▶ _Short exercise_
Work out the number of lines with the word "TRADE" in the material below, then reply with that number only.
— Start Records shown —
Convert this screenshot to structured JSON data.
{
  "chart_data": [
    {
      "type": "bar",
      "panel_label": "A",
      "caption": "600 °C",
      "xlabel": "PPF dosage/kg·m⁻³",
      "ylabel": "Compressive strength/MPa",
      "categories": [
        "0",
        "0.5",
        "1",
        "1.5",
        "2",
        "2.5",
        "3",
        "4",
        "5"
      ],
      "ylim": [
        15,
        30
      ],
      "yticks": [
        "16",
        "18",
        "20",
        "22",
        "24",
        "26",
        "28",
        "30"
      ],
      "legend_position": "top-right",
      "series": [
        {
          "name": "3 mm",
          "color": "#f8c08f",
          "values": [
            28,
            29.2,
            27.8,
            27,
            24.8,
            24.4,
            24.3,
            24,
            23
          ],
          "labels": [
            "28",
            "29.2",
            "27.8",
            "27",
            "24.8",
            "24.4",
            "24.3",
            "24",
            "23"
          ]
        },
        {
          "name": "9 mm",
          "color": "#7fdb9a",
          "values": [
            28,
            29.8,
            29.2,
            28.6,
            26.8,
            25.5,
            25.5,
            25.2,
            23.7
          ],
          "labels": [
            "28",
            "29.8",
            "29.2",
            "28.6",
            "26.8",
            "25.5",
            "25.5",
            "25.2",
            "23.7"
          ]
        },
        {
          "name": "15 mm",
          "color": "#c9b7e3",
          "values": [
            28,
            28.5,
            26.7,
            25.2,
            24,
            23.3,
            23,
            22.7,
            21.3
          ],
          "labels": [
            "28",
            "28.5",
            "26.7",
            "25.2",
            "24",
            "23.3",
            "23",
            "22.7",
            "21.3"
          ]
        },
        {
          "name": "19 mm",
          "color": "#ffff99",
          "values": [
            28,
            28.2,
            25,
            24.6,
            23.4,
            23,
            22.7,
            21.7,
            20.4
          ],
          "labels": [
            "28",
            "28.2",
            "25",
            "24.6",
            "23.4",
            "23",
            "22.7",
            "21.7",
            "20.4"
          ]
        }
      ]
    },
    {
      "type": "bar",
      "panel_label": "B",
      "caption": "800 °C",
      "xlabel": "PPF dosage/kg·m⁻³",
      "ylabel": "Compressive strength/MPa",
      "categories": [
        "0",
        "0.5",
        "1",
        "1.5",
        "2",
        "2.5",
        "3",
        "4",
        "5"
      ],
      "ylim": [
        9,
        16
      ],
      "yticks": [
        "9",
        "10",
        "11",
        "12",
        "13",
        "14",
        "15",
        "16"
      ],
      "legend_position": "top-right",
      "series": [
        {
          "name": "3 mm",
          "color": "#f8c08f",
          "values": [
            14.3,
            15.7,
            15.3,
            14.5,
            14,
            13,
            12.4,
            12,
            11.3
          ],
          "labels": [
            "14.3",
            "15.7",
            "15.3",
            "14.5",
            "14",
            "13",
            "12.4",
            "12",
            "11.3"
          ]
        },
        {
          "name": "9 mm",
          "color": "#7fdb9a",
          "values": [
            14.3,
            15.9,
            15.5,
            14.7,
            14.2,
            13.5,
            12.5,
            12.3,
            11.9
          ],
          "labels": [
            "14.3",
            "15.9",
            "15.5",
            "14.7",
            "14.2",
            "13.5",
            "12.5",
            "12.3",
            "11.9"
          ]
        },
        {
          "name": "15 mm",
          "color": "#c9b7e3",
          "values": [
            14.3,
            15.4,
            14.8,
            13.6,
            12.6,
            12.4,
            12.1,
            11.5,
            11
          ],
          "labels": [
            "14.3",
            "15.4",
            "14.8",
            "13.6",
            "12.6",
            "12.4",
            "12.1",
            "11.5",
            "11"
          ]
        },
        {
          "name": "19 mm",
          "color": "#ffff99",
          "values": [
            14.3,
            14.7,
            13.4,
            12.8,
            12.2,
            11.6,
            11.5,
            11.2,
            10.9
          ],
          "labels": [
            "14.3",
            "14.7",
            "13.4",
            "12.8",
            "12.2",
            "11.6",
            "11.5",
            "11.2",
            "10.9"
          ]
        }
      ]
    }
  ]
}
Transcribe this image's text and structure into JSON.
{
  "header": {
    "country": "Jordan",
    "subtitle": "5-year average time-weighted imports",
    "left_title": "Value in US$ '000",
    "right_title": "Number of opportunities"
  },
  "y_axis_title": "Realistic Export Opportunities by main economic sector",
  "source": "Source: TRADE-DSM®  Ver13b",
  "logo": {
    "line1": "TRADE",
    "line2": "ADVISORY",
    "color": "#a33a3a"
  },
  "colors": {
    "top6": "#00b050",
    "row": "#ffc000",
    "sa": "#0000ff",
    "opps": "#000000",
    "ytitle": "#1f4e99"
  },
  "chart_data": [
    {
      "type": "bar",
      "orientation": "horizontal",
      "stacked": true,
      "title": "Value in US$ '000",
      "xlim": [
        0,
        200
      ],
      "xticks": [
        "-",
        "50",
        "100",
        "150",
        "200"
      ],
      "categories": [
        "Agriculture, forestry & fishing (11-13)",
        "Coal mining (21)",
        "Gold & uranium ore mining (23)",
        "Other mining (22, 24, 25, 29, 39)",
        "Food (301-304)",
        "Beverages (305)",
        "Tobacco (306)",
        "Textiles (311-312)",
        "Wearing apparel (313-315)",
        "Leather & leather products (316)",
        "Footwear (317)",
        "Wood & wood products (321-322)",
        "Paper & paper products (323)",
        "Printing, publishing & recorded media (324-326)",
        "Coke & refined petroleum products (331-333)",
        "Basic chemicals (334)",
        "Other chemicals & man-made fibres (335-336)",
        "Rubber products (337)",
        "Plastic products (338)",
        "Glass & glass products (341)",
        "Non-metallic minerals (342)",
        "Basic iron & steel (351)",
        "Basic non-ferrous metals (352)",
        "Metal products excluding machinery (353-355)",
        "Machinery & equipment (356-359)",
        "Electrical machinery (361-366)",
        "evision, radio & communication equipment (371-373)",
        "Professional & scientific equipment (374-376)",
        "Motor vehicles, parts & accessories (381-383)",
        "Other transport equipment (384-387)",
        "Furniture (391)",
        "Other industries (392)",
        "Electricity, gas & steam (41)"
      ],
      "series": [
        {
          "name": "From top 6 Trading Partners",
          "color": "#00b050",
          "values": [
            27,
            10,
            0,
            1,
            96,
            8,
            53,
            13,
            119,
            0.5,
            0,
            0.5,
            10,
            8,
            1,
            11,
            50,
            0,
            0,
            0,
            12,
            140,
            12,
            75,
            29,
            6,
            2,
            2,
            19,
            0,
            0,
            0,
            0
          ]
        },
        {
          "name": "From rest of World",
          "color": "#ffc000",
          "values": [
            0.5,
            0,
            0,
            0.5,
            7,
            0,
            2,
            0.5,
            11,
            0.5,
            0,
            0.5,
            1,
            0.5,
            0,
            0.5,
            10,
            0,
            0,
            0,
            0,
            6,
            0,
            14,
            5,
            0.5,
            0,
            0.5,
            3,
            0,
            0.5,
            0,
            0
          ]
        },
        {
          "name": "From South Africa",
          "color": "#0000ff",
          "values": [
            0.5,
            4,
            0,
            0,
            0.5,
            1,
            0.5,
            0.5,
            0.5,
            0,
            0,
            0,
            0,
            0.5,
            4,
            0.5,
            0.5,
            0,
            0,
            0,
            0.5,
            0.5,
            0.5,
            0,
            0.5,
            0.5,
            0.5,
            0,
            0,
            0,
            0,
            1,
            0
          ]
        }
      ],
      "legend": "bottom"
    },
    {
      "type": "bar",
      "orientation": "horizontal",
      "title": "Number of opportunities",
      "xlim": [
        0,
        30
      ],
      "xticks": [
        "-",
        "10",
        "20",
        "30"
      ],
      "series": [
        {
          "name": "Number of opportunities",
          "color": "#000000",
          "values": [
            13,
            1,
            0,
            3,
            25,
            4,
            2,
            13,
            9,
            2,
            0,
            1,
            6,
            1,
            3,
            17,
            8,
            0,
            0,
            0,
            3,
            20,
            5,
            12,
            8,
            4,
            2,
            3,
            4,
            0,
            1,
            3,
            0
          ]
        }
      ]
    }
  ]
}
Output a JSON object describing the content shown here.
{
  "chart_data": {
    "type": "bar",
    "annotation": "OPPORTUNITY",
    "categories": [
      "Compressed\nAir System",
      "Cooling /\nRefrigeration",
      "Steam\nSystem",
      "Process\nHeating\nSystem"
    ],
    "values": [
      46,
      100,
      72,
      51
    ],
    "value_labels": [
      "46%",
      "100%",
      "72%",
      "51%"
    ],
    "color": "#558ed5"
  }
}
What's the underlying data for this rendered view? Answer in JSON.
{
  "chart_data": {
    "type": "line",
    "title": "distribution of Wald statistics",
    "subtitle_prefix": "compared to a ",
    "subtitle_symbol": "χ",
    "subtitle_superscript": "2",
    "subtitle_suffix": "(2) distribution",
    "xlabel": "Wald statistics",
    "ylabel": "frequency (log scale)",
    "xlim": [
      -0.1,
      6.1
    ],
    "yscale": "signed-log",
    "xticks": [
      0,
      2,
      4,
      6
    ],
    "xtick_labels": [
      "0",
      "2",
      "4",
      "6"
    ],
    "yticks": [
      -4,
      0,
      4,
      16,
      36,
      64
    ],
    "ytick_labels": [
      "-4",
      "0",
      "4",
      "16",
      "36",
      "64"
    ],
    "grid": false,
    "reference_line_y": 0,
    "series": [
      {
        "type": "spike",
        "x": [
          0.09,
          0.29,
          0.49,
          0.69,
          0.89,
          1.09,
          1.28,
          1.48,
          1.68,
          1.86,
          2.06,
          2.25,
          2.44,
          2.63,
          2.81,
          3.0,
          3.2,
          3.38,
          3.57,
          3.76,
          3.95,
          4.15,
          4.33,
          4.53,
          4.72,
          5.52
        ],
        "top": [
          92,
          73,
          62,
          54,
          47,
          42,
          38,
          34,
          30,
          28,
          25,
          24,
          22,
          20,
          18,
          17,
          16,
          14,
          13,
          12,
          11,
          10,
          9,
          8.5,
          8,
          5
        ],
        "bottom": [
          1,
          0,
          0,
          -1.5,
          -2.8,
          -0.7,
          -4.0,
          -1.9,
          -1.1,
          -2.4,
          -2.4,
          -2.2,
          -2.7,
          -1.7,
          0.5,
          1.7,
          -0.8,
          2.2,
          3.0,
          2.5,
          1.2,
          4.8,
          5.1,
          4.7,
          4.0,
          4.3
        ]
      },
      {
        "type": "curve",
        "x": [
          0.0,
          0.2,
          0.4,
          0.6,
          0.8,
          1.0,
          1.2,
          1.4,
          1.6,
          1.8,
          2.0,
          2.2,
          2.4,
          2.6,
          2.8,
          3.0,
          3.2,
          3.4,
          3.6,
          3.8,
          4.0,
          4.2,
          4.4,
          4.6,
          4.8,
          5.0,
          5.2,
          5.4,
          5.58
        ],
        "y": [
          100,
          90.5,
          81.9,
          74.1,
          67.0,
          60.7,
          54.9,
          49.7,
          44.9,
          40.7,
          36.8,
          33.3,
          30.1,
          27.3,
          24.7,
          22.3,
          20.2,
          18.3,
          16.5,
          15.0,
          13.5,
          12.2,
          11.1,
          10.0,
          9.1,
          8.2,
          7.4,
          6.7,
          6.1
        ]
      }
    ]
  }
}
— End Records shown —
▶ _Complete output_
2